Begin MATERIAL TO PROCESS

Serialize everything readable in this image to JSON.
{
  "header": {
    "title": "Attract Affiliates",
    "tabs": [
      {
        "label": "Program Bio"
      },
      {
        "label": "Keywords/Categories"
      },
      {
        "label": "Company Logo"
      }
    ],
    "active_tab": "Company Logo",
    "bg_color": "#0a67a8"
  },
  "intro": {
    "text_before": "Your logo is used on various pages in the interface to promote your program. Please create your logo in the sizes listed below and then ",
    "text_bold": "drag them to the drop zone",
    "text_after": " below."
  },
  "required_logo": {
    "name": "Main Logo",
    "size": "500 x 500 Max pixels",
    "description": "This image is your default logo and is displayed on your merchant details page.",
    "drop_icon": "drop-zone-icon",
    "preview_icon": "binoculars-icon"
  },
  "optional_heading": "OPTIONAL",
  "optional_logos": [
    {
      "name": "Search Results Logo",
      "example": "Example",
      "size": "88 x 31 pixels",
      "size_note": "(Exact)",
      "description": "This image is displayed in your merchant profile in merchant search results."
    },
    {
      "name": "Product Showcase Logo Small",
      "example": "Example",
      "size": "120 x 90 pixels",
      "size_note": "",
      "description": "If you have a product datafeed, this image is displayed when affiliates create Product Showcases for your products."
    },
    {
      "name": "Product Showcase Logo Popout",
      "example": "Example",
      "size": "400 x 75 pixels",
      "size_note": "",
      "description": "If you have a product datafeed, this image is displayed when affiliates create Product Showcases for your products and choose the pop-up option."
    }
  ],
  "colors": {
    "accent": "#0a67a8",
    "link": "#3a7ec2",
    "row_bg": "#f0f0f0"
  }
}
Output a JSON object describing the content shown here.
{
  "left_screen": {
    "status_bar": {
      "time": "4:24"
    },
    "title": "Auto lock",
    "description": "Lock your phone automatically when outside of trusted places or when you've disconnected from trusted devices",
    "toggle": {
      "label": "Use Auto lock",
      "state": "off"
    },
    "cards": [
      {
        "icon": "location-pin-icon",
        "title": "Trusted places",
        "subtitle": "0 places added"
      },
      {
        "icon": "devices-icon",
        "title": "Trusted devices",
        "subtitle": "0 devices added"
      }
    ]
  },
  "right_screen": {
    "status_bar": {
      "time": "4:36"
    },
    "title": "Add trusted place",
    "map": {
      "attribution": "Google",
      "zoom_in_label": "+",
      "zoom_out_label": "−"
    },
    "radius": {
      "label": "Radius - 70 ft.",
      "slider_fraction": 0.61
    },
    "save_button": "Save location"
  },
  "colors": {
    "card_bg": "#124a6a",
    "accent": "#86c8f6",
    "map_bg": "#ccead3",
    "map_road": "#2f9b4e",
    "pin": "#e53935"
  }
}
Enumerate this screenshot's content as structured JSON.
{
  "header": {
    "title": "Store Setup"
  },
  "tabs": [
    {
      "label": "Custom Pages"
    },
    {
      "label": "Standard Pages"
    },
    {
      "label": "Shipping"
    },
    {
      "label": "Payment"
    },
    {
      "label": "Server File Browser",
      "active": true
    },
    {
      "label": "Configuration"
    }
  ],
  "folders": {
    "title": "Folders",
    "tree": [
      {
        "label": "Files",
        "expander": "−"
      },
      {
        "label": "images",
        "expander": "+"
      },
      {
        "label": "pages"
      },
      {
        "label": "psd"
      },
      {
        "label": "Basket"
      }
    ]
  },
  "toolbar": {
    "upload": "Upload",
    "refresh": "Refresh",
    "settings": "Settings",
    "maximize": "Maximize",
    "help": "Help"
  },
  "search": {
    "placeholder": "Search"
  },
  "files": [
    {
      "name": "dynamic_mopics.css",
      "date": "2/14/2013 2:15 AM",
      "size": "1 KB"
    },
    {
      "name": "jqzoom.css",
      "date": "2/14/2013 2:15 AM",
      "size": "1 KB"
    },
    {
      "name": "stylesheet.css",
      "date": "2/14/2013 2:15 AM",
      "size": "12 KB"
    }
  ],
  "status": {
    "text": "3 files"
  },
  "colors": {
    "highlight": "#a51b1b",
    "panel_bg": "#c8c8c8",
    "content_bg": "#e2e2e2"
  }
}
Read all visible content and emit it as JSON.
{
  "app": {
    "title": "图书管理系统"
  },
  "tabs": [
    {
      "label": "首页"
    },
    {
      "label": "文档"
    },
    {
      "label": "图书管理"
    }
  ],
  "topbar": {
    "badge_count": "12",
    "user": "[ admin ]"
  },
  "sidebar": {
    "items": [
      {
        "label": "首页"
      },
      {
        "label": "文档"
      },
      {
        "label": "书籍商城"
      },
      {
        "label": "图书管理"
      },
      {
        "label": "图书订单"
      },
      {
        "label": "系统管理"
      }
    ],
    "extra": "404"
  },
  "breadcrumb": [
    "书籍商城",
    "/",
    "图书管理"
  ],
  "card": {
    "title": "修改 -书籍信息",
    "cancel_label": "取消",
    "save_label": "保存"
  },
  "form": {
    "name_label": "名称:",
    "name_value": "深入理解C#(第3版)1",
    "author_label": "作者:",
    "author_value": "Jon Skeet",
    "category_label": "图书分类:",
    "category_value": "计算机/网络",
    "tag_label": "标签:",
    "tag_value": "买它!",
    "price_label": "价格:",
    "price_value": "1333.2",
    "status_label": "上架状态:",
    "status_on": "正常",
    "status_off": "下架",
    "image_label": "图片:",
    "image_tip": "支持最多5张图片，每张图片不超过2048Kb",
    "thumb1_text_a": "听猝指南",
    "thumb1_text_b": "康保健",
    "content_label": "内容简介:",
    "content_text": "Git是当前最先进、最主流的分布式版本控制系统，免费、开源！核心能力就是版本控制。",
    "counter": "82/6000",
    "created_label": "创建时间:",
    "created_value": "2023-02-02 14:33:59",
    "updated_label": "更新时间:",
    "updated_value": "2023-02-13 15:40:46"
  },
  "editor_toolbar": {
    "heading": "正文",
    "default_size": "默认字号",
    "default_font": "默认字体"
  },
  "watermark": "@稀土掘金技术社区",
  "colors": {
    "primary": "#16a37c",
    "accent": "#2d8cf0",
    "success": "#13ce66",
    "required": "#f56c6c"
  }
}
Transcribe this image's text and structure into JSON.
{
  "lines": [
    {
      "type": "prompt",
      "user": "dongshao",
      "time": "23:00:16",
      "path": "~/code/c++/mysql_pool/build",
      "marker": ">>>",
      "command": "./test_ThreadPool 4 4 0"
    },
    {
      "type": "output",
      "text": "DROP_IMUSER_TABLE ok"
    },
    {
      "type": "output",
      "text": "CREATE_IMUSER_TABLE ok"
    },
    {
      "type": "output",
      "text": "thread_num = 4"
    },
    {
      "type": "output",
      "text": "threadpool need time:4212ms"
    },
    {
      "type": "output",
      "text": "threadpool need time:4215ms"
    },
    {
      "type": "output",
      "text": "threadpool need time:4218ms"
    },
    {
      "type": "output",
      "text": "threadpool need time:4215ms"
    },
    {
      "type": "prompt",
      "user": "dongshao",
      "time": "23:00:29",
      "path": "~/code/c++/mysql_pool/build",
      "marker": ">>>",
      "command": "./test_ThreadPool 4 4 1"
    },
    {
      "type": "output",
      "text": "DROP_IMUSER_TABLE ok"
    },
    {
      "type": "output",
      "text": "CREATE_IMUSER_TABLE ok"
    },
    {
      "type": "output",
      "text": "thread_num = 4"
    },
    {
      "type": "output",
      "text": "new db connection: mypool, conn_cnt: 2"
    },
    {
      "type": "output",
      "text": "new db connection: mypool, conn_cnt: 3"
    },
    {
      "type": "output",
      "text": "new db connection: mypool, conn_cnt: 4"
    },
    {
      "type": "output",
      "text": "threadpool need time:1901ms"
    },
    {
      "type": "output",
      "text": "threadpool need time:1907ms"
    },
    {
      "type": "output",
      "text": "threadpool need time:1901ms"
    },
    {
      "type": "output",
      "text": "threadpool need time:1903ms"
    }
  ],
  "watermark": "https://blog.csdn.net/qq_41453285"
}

End MATERIAL TO PROCESS

-- PROBLEM TO WORK ON --
Where a line holds the string "have", copy that line.

-- RESPONSE --
      "description": "If you have a product datafeed, this image is displayed when affiliates create Product Showcases for your products."
      "description": "If you have a product datafeed, this image is displayed when affiliates create Product Showcases for your products and choose the pop-up option."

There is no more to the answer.